# Job
Each of the entries should be retyped precisely as it appears.

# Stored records
════════════════

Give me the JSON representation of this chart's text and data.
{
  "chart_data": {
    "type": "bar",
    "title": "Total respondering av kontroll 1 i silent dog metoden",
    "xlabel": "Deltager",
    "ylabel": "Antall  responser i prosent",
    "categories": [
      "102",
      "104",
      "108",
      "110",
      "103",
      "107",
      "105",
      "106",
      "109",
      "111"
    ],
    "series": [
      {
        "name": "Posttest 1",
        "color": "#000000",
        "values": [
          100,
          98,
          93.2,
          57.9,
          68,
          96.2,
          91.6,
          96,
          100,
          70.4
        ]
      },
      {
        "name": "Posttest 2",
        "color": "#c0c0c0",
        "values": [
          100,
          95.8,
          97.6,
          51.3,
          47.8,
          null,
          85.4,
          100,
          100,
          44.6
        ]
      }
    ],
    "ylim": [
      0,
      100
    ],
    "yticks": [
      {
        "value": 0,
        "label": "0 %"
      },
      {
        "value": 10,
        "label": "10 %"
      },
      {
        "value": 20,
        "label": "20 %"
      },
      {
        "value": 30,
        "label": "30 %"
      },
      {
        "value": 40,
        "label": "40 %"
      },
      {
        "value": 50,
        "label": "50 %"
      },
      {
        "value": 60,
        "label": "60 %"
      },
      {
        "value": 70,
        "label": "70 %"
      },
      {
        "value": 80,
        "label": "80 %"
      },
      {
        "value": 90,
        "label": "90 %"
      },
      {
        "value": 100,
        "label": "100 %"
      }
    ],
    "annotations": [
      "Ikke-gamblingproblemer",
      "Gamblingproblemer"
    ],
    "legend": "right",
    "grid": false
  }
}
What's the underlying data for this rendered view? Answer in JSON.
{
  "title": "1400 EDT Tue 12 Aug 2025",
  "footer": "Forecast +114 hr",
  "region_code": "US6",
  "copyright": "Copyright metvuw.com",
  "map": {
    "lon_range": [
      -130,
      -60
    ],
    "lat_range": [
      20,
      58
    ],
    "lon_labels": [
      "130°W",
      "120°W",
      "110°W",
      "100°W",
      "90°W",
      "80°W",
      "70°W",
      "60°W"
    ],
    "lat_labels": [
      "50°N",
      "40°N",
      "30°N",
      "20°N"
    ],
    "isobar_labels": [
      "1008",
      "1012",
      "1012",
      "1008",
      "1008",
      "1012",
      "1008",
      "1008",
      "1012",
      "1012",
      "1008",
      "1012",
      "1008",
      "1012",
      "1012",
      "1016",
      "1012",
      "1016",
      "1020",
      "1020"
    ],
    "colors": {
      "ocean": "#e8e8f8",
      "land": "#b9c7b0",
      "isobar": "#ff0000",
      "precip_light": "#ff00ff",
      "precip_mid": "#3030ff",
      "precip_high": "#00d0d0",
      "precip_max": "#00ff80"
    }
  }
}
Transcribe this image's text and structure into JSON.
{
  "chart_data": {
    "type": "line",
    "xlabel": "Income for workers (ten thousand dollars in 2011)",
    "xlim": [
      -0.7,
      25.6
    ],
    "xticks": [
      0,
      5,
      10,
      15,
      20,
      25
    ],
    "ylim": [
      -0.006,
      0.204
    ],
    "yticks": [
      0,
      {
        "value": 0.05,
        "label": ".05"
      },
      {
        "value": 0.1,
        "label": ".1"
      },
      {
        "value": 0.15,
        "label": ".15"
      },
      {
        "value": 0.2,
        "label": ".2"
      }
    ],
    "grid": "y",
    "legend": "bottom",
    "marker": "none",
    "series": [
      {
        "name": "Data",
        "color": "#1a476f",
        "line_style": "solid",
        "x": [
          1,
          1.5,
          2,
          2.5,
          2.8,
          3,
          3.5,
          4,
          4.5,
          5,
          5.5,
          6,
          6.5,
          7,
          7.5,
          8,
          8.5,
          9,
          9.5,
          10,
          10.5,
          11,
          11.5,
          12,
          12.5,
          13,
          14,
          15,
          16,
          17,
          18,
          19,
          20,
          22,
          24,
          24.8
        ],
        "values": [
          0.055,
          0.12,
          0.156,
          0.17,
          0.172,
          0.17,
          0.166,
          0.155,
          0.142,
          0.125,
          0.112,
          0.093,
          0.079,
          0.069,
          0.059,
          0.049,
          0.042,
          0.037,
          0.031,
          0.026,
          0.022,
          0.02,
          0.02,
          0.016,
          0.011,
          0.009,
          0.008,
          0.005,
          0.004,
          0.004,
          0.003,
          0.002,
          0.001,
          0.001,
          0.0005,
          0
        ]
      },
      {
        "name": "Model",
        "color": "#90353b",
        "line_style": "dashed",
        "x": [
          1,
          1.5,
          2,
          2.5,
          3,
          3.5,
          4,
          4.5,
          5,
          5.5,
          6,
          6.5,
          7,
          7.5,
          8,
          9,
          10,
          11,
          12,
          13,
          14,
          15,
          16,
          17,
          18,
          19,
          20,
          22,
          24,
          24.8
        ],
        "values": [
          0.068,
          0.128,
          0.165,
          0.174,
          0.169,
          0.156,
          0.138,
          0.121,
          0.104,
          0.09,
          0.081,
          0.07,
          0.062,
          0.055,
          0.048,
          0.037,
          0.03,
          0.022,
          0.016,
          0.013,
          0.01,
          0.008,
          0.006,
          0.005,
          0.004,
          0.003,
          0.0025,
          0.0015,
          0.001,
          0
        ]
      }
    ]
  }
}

════════════════

# Exercise solution
Give me the JSON representation of this chart's text and data.
{
  "chart_data": {
    "type": "bar",
    "title": "Total respondering av kontroll 1 i silent dog metoden",
    "xlabel": "Deltager",
    "ylabel": "Antall  responser i prosent",
    "categories": [
      "102",
      "104",
      "108",
      "110",
      "103",
      "107",
      "105",
      "106",
      "109",
      "111"
    ],
    "series": [
      {
        "name": "Posttest 1",
        "color": "#000000",
        "values": [
          100,
          98,
          93.2,
          57.9,
          68,
          96.2,
          91.6,
          96,
          100,
          70.4
        ]
      },
      {
        "name": "Posttest 2",
        "color": "#c0c0c0",
        "values": [
          100,
          95.8,
          97.6,
          51.3,
          47.8,
          null,
          85.4,
          100,
          100,
          44.6
        ]
      }
    ],
    "ylim": [
      0,
      100
    ],
    "yticks": [
      {
        "value": 0,
        "label": "0 %"
      },
      {
        "value": 10,
        "label": "10 %"
      },
      {
        "value": 20,
        "label": "20 %"
      },
      {
        "value": 30,
        "label": "30 %"
      },
      {
        "value": 40,
        "label": "40 %"
      },
      {
        "value": 50,
        "label": "50 %"
      },
      {
        "value": 60,
        "label": "60 %"
      },
      {
        "value": 70,
        "label": "70 %"
      },
      {
        "value": 80,
        "label": "80 %"
      },
      {
        "value": 90,
        "label": "90 %"
      },
      {
        "value": 100,
        "label": "100 %"
      }
    ],
    "annotations": [
      "Ikke-gamblingproblemer",
      "Gamblingproblemer"
    ],
    "legend": "right",
    "grid": false
  }
}
What's the underlying data for this rendered view? Answer in JSON.
{
  "title": "1400 EDT Tue 12 Aug 2025",
  "footer": "Forecast +114 hr",
  "region_code": "US6",
  "copyright": "Copyright metvuw.com",
  "map": {
    "lon_range": [
      -130,
      -60
    ],
    "lat_range": [
      20,
      58
    ],
    "lon_labels": [
      "130°W",
      "120°W",
      "110°W",
      "100°W",
      "90°W",
      "80°W",
      "70°W",
      "60°W"
    ],
    "lat_labels": [
      "50°N",
      "40°N",
      "30°N",
      "20°N"
    ],
    "isobar_labels": [
      "1008",
      "1012",
      "1012",
      "1008",
      "1008",
      "1012",
      "1008",
      "1008",
      "1012",
      "1012",
      "1008",
      "1012",
      "1008",
      "1012",
      "1012",
      "1016",
      "1012",
      "1016",
      "1020",
      "1020"
    ],
    "colors": {
      "ocean": "#e8e8f8",
      "land": "#b9c7b0",
      "isobar": "#ff0000",
      "precip_light": "#ff00ff",
      "precip_mid": "#3030ff",
      "precip_high": "#00d0d0",
      "precip_max": "#00ff80"
    }
  }
}
Transcribe this image's text and structure into JSON.
{
  "chart_data": {
    "type": "line",
    "xlabel": "Income for workers (ten thousand dollars in 2011)",
    "xlim": [
      -0.7,
      25.6
    ],
    "xticks": [
      0,
      5,
      10,
      15,
      20,
      25
    ],
    "ylim": [
      -0.006,
      0.204
    ],
    "yticks": [
      0,
      {
        "value": 0.05,
        "label": ".05"
      },
      {
        "value": 0.1,
        "label": ".1"
      },
      {
        "value": 0.15,
        "label": ".15"
      },
      {
        "value": 0.2,
        "label": ".2"
      }
    ],
    "grid": "y",
    "legend": "bottom",
    "marker": "none",
    "series": [
      {
        "name": "Data",
        "color": "#1a476f",
        "line_style": "solid",
        "x": [
          1,
          1.5,
          2,
          2.5,
          2.8,
          3,
          3.5,
          4,
          4.5,
          5,
          5.5,
          6,
          6.5,
          7,
          7.5,
          8,
          8.5,
          9,
          9.5,
          10,
          10.5,
          11,
          11.5,
          12,
          12.5,
          13,
          14,
          15,
          16,
          17,
          18,
          19,
          20,
          22,
          24,
          24.8
        ],
        "values": [
          0.055,
          0.12,
          0.156,
          0.17,
          0.172,
          0.17,
          0.166,
          0.155,
          0.142,
          0.125,
          0.112,
          0.093,
          0.079,
          0.069,
          0.059,
          0.049,
          0.042,
          0.037,
          0.031,
          0.026,
          0.022,
          0.02,
          0.02,
          0.016,
          0.011,
          0.009,
          0.008,
          0.005,
          0.004,
          0.004,
          0.003,
          0.002,
          0.001,
          0.001,
          0.0005,
          0
        ]
      },
      {
        "name": "Model",
        "color": "#90353b",
        "line_style": "dashed",
        "x": [
          1,
          1.5,
          2,
          2.5,
          3,
          3.5,
          4,
          4.5,
          5,
          5.5,
          6,
          6.5,
          7,
          7.5,
          8,
          9,
          10,
          11,
          12,
          13,
          14,
          15,
          16,
          17,
          18,
          19,
          20,
          22,
          24,
          24.8
        ],
        "values": [
          0.068,
          0.128,
          0.165,
          0.174,
          0.169,
          0.156,
          0.138,
          0.121,
          0.104,
          0.09,
          0.081,
          0.07,
          0.062,
          0.055,
          0.048,
          0.037,
          0.03,
          0.022,
          0.016,
          0.013,
          0.01,
          0.008,
          0.006,
          0.005,
          0.004,
          0.003,
          0.0025,
          0.0015,
          0.001,
          0
        ]
      }
    ]
  }
}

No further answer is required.